● **WRITTEN INSTRUCTION**:
In the records below, pick out all lines containing the word "track".

● **EXTRACTED INFORMATION**:

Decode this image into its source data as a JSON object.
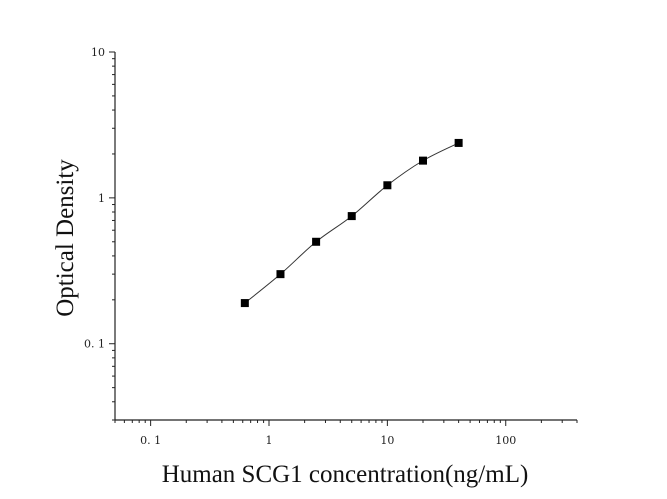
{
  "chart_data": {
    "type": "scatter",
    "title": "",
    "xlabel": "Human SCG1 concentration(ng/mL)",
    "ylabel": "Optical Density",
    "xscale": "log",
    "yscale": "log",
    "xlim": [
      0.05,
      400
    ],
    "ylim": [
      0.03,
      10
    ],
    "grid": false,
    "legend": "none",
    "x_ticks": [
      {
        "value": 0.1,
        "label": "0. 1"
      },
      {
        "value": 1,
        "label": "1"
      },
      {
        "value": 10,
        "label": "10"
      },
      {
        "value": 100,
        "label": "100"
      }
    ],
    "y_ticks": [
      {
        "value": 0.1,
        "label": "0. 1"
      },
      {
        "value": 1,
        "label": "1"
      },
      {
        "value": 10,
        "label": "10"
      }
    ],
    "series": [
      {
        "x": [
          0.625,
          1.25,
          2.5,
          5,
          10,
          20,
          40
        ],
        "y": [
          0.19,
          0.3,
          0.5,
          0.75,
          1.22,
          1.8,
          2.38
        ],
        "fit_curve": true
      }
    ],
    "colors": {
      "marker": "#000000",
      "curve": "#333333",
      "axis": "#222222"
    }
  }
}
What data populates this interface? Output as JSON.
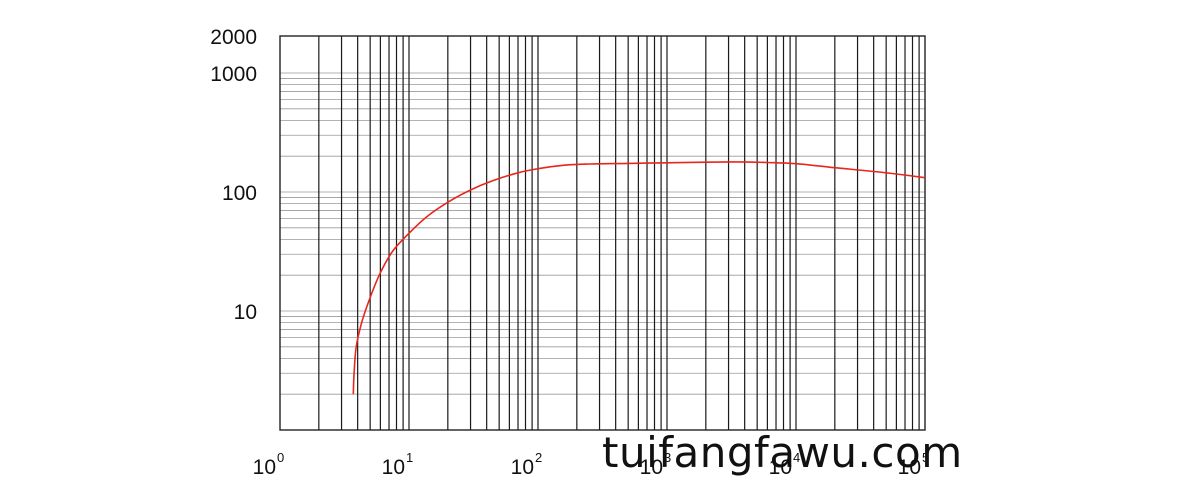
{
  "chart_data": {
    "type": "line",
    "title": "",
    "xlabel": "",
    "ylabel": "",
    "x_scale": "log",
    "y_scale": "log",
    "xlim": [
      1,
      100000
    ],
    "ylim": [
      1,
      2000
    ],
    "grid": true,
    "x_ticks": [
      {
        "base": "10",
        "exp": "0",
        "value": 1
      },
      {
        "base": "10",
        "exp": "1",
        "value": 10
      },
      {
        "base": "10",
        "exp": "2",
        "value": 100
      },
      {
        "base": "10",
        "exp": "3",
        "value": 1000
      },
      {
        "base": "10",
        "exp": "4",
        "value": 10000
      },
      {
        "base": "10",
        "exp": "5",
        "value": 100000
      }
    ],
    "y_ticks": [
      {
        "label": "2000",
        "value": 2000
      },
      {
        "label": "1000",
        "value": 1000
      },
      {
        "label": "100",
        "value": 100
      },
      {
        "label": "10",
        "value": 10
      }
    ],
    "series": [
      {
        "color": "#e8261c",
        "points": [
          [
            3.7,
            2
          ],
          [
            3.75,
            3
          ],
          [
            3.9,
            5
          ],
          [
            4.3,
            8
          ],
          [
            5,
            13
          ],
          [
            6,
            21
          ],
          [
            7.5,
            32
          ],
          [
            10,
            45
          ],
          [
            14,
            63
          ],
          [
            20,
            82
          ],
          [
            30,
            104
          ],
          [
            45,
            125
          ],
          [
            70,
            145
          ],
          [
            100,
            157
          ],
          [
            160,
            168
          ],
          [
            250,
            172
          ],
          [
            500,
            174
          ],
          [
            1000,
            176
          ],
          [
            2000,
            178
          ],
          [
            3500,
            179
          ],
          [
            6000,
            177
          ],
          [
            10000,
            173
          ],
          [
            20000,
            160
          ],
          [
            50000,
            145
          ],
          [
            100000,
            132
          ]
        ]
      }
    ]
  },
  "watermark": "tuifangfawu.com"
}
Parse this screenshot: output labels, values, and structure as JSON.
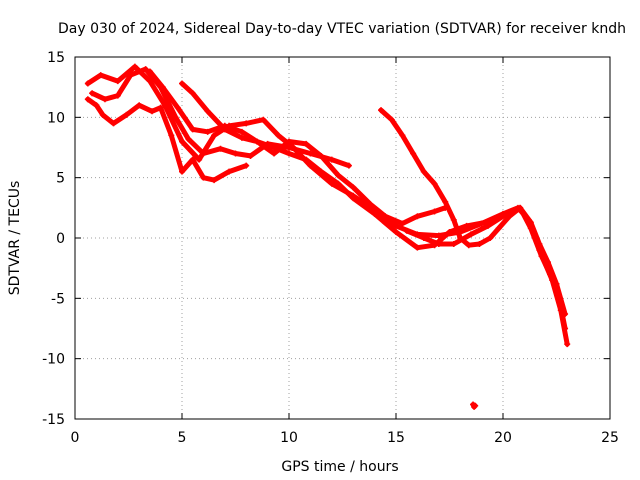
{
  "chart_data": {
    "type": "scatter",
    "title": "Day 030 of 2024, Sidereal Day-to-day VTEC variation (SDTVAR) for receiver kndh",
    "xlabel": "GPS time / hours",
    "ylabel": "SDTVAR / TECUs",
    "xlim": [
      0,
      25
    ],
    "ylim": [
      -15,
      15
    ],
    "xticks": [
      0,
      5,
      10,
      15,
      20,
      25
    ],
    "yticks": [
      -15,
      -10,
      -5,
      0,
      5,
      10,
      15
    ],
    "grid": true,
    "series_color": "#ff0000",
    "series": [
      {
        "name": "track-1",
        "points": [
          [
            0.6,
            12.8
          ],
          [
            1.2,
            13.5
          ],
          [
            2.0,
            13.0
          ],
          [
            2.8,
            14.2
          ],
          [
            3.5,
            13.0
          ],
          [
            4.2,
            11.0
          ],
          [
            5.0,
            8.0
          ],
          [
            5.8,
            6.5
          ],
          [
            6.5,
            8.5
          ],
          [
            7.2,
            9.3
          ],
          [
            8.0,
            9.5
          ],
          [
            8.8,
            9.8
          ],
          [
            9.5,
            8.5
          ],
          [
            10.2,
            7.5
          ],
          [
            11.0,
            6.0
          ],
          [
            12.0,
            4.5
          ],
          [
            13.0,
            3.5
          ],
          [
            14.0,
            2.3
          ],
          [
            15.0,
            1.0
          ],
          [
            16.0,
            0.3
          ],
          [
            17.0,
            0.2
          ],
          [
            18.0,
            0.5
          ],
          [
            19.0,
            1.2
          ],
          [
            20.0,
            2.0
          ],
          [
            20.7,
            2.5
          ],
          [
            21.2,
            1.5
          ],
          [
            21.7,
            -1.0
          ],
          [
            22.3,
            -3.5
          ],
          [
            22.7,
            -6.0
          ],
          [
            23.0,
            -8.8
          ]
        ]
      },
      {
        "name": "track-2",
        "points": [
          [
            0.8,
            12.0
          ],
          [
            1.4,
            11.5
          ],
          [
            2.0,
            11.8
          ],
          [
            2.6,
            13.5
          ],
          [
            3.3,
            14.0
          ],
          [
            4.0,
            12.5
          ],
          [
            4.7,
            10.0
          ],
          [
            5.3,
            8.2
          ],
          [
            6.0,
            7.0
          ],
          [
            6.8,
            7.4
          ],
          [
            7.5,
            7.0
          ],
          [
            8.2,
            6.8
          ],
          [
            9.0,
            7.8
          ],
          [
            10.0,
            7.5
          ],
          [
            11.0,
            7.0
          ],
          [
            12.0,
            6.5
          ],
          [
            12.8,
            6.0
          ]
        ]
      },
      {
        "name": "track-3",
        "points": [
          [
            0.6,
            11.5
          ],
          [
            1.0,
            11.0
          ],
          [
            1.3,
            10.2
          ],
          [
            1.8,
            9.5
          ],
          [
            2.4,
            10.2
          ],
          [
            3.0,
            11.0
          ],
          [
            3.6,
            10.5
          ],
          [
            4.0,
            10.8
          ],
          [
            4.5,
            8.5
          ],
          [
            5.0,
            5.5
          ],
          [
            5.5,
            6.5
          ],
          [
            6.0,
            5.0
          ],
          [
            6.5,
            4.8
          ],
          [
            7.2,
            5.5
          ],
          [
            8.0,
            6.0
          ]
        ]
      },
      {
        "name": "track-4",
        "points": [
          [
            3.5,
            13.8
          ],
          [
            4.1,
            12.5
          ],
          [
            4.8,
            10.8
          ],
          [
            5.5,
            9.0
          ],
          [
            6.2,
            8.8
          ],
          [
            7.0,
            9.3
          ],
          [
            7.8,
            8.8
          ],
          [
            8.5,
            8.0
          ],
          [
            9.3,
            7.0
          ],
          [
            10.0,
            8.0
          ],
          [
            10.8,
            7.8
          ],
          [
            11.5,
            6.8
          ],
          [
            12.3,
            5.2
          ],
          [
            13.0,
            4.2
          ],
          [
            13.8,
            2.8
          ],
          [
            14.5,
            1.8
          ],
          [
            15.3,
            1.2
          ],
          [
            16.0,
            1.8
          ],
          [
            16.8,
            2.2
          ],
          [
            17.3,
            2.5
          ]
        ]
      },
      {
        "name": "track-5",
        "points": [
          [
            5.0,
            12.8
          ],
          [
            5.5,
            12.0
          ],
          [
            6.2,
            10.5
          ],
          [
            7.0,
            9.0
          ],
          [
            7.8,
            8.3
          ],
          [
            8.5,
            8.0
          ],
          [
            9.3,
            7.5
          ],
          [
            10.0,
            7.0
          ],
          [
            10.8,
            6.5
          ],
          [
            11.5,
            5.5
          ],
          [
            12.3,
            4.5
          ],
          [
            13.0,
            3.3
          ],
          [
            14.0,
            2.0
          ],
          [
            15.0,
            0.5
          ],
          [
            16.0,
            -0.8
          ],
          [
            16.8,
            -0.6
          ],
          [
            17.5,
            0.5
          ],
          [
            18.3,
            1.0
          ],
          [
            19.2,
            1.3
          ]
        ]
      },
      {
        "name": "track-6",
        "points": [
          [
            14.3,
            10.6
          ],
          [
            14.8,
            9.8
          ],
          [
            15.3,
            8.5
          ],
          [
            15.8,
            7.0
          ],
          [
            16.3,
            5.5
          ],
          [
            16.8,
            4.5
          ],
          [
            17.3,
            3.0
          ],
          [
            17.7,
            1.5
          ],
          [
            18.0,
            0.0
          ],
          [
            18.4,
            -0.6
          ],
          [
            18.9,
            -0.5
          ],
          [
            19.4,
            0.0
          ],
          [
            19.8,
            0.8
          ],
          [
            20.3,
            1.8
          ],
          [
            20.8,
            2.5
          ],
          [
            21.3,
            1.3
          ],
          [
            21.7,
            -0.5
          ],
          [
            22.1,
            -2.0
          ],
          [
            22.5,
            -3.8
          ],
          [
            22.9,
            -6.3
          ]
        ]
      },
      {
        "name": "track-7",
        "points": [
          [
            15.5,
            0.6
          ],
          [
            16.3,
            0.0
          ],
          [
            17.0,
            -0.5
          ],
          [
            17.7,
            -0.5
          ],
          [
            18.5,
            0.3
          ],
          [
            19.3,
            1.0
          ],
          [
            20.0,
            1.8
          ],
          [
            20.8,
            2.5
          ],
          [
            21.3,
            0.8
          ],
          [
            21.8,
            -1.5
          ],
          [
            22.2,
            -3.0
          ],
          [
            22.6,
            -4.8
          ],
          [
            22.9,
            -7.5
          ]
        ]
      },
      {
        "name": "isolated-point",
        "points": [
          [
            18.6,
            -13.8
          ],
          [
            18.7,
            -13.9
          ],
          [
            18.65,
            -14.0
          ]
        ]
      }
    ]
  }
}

● **TASK RESPONSE**:
        "name": "track-1",
        "name": "track-2",
        "name": "track-3",
        "name": "track-4",
        "name": "track-5",
        "name": "track-6",
        "name": "track-7",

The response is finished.